───── Provided entries
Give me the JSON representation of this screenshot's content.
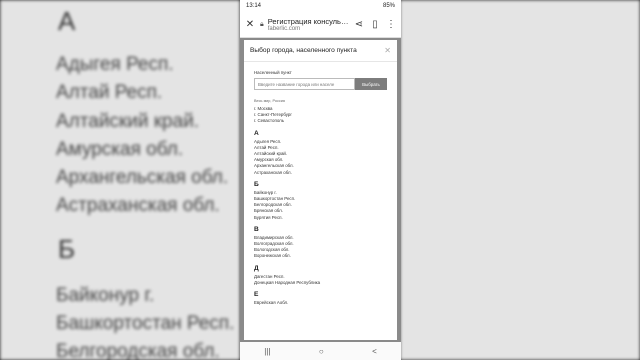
{
  "background": {
    "left_letters": [
      "А",
      "Б"
    ],
    "left_lines": [
      "Адыгея Респ.",
      "Алтай Респ.",
      "Алтайский край.",
      "Амурская обл.",
      "Архангельская обл.",
      "Астраханская обл.",
      "Байконур г.",
      "Башкортостан Респ.",
      "Белгородская обл."
    ]
  },
  "statusbar": {
    "time": "13:14",
    "right": "85%"
  },
  "browser": {
    "page_title": "Регистрация консуль…",
    "domain": "faberlic.com"
  },
  "modal": {
    "title": "Выбор города, населенного пункта",
    "field_label": "Населенный пункт",
    "search_placeholder": "Введите название города или населе",
    "search_button": "Выбрать",
    "caption": "Весь мир, Россия",
    "top_cities": [
      "г. Москва",
      "г. Санкт-Петербург",
      "г. Севастополь"
    ],
    "groups": [
      {
        "letter": "А",
        "items": [
          "Адыгея Респ.",
          "Алтай Респ.",
          "Алтайский край.",
          "Амурская обл.",
          "Архангельская обл.",
          "Астраханская обл."
        ]
      },
      {
        "letter": "Б",
        "items": [
          "Байконур г.",
          "Башкортостан Респ.",
          "Белгородская обл.",
          "Брянская обл.",
          "Бурятия Респ."
        ]
      },
      {
        "letter": "В",
        "items": [
          "Владимирская обл.",
          "Волгоградская обл.",
          "Вологодская обл.",
          "Воронежская обл."
        ]
      },
      {
        "letter": "Д",
        "items": [
          "Дагестан Респ.",
          "Донецкая Народная Республика"
        ]
      },
      {
        "letter": "Е",
        "items": [
          "Еврейская Аобл."
        ]
      }
    ]
  },
  "navbar": {
    "recent": "|||",
    "home": "○",
    "back": "<"
  }
}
──────────
Exercise task: Pick out every line holding the string "города" and return it.

Solved problem:
    "title": "Выбор города, населенного пункта",
    "search_placeholder": "Введите название города или населе",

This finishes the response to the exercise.